### Data entries
'''

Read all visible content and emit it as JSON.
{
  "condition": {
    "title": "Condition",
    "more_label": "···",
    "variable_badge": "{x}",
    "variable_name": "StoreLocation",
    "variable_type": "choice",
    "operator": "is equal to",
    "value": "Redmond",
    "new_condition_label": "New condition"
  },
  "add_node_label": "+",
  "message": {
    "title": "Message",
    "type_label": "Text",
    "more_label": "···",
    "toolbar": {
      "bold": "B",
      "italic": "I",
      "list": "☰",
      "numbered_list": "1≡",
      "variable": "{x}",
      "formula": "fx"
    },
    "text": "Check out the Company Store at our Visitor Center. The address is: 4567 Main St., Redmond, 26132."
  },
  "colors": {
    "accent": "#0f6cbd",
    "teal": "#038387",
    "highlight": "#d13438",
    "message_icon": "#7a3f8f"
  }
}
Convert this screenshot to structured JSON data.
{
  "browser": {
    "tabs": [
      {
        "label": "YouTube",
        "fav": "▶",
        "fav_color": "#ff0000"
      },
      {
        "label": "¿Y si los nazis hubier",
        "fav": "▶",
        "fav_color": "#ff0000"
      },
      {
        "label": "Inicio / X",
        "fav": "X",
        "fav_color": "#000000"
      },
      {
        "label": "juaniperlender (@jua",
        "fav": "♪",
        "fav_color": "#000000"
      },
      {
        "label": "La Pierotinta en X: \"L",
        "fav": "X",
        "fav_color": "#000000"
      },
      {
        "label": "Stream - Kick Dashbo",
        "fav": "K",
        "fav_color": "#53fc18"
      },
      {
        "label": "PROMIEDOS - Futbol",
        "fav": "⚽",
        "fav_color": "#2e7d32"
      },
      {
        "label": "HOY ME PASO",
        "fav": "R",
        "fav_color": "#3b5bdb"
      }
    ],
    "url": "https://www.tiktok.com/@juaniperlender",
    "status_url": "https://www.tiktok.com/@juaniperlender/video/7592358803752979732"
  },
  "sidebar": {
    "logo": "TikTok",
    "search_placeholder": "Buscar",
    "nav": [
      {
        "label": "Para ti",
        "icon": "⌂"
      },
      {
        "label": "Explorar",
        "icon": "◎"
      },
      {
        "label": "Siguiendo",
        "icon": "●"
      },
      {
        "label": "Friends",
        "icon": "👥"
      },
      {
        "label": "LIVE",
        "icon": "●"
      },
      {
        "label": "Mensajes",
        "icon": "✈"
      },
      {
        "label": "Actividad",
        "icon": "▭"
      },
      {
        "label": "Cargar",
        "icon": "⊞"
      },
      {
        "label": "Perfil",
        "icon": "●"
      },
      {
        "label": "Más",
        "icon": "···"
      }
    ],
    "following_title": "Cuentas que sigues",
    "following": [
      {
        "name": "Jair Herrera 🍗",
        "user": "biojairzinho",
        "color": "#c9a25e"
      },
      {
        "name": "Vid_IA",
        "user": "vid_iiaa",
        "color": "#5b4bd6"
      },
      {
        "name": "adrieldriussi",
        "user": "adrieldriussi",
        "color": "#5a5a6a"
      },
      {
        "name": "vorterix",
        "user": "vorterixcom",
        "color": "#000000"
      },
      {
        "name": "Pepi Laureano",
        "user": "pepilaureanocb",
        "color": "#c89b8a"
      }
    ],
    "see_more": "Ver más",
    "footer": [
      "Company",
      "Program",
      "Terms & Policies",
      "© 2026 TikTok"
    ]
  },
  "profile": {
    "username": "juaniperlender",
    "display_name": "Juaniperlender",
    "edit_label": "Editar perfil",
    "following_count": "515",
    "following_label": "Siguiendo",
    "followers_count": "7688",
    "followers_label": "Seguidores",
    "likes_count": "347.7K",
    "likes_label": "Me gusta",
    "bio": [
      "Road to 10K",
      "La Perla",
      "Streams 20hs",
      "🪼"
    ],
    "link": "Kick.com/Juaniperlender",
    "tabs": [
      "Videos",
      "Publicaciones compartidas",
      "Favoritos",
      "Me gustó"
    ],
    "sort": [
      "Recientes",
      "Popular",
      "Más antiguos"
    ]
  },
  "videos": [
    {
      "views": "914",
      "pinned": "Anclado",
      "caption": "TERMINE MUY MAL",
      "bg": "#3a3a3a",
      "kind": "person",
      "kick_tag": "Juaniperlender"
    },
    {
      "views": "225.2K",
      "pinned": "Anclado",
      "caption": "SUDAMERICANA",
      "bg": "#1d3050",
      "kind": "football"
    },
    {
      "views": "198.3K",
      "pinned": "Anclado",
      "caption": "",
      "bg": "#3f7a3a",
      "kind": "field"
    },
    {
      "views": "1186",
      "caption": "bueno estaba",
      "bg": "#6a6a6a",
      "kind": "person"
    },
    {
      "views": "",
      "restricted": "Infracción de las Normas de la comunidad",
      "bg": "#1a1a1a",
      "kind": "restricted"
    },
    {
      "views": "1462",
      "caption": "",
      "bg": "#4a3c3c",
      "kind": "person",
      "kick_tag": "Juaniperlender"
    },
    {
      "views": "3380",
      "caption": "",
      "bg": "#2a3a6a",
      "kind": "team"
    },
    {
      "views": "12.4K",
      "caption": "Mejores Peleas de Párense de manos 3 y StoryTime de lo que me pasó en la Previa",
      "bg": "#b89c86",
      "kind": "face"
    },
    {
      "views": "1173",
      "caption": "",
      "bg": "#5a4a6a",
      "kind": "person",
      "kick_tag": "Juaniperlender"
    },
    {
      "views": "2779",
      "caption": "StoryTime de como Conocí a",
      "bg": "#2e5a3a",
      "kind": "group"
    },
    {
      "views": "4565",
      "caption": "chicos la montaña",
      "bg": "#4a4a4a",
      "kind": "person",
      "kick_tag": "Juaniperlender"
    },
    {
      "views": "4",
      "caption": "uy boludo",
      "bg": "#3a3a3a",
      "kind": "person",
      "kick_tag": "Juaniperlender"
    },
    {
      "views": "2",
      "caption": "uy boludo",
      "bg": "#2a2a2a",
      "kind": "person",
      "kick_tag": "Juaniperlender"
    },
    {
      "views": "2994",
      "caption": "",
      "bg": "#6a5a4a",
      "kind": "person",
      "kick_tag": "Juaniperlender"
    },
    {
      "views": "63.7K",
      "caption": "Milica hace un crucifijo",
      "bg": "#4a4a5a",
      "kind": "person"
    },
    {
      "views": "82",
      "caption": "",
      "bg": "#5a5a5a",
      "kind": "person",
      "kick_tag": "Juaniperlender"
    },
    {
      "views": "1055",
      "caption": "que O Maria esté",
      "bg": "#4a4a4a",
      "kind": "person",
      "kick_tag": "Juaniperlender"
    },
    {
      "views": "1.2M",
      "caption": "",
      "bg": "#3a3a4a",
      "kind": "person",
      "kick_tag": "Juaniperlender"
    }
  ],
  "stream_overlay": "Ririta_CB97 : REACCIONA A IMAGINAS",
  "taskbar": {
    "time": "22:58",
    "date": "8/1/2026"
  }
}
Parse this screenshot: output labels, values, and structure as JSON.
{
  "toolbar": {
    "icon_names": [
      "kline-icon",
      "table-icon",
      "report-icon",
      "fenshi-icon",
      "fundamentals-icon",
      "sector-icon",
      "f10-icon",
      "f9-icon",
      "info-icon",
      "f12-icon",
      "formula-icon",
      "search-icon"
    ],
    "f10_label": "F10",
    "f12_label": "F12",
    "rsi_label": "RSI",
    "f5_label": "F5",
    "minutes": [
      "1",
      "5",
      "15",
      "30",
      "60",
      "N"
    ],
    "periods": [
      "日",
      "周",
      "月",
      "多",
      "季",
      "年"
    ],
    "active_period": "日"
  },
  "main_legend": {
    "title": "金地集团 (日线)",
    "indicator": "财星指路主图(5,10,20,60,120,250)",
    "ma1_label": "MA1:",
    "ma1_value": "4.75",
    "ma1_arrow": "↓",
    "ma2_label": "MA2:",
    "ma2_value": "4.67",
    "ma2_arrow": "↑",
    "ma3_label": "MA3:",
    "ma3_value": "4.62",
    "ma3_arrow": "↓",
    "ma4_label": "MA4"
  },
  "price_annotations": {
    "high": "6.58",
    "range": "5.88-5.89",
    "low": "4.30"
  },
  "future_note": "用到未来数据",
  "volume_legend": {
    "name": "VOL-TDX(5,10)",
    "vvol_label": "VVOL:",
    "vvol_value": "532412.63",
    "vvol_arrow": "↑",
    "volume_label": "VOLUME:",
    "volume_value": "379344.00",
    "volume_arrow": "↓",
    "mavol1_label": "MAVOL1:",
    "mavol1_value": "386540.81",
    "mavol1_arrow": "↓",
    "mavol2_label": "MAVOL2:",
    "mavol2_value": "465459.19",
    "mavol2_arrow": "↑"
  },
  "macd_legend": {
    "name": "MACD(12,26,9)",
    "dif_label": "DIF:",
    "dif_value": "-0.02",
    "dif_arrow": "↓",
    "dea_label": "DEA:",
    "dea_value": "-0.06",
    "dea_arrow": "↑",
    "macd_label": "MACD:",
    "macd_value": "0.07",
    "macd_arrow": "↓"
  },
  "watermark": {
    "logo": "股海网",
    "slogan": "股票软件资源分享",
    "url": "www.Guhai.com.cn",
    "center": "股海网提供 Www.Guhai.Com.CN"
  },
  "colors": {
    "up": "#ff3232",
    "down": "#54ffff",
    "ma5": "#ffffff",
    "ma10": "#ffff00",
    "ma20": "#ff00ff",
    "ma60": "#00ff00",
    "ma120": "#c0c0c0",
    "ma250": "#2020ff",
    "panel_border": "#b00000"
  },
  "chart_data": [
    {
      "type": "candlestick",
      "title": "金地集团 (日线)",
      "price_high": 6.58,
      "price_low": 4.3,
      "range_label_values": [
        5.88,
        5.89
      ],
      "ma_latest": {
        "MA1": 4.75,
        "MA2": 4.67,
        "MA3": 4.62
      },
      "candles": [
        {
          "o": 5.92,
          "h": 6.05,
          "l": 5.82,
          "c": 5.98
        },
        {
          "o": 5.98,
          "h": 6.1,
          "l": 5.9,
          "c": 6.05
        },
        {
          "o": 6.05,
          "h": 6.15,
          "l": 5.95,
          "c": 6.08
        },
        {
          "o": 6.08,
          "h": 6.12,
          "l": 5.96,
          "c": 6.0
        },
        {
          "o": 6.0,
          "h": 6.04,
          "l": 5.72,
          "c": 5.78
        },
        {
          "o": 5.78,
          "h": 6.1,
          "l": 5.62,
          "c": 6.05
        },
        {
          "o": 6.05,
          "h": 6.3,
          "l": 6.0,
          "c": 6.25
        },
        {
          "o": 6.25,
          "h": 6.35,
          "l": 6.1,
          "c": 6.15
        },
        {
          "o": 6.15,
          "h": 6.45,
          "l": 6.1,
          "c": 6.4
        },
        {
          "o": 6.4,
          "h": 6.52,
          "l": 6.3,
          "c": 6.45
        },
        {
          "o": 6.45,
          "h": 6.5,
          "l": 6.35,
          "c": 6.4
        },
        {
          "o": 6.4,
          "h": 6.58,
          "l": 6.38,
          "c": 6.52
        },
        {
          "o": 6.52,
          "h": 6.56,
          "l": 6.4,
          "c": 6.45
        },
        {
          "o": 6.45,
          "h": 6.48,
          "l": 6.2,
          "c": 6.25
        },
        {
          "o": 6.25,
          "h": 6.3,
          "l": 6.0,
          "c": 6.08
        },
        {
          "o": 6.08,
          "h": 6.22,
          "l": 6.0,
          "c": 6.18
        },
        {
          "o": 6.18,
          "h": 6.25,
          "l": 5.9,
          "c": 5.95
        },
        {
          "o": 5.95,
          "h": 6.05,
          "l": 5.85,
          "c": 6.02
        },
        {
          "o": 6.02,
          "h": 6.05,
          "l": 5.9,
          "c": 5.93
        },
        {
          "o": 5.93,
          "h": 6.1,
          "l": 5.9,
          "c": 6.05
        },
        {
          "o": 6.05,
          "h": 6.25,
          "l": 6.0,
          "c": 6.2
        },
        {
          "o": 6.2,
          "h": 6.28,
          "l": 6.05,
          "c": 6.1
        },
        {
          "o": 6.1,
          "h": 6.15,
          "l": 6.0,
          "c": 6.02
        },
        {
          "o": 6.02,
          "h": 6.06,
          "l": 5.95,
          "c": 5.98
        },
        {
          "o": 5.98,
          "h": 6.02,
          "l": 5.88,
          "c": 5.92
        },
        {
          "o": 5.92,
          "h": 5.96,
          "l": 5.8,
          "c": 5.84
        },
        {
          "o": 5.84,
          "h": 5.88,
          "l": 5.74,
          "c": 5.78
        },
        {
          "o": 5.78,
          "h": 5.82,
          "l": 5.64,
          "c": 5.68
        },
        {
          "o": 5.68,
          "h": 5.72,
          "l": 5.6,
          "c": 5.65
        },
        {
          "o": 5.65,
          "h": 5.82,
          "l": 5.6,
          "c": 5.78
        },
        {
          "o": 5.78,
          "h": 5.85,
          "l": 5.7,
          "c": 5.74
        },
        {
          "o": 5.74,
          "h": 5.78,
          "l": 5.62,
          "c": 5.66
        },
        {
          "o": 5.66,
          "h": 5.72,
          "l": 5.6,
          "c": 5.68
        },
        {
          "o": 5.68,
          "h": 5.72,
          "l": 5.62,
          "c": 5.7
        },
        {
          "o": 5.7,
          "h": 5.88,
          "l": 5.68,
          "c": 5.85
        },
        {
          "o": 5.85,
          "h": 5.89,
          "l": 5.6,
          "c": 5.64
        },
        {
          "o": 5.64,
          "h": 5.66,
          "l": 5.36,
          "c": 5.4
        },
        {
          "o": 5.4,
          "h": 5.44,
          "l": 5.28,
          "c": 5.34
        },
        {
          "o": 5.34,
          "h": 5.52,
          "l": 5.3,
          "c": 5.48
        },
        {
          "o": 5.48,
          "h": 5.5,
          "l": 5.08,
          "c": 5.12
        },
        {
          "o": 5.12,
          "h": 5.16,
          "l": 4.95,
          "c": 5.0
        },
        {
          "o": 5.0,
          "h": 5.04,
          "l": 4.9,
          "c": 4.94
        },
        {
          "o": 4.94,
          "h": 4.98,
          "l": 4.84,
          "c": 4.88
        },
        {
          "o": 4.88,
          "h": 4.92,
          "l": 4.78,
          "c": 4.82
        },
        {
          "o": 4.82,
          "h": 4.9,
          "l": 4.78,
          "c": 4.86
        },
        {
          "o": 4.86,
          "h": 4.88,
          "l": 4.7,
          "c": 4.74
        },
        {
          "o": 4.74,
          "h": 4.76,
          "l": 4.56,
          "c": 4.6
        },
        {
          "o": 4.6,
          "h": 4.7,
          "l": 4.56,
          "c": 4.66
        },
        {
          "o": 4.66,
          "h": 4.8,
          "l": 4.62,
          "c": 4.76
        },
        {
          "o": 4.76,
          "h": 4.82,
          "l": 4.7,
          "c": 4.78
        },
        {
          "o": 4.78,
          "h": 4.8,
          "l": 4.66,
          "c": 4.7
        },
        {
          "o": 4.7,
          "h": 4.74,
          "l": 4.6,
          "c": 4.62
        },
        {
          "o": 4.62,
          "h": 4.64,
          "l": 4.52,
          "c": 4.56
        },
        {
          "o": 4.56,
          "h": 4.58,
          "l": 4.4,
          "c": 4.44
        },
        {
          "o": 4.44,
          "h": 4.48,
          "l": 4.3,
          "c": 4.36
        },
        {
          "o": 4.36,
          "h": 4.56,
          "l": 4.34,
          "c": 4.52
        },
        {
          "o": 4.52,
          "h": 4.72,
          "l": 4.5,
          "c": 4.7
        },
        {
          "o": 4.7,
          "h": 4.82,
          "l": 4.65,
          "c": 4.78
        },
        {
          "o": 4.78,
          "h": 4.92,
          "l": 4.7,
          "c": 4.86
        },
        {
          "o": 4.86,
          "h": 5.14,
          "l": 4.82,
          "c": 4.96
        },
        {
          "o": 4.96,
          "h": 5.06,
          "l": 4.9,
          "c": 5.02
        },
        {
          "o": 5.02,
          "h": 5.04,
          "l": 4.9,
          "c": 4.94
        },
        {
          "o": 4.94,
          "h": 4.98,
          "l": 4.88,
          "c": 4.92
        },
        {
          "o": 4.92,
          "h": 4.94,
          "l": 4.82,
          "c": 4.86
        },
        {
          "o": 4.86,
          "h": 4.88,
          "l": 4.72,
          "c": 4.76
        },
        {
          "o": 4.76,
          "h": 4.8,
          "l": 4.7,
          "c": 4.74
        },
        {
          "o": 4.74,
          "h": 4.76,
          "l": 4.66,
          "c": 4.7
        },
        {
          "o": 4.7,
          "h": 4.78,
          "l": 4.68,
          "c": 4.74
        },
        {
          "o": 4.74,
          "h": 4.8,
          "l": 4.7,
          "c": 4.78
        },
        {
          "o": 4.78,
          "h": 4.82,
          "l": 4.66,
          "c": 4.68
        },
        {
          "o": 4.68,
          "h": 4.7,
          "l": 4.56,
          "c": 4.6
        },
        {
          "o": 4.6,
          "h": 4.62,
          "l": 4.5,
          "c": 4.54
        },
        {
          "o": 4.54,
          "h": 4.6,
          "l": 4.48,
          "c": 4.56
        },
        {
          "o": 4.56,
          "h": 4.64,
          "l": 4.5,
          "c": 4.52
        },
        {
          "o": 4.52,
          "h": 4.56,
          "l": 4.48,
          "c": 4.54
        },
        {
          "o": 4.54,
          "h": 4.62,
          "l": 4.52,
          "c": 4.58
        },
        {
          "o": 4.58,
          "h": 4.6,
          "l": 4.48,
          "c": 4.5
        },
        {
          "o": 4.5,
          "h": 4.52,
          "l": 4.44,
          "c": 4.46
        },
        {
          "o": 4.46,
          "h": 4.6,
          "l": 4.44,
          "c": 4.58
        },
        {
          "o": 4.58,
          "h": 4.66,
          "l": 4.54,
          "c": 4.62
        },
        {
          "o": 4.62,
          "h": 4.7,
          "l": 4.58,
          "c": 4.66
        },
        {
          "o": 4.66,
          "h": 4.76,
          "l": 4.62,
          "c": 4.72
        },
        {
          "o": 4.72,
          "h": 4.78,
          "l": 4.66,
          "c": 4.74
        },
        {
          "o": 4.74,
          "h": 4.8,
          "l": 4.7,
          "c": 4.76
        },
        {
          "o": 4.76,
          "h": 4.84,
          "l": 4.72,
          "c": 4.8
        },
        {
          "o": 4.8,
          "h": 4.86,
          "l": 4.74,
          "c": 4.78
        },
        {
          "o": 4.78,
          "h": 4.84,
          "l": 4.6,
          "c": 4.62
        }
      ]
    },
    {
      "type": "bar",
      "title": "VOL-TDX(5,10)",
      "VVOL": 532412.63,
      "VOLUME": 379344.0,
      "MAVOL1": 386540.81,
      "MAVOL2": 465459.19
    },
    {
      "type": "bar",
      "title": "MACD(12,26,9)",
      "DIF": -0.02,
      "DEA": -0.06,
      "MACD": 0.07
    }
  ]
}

'''

### Job
Copy out every line of the data that includes "Redmond".

### Answer to the problem
    "value": "Redmond",
    "text": "Check out the Company Store at our Visitor Center. The address is: 4567 Main St., Redmond, 26132."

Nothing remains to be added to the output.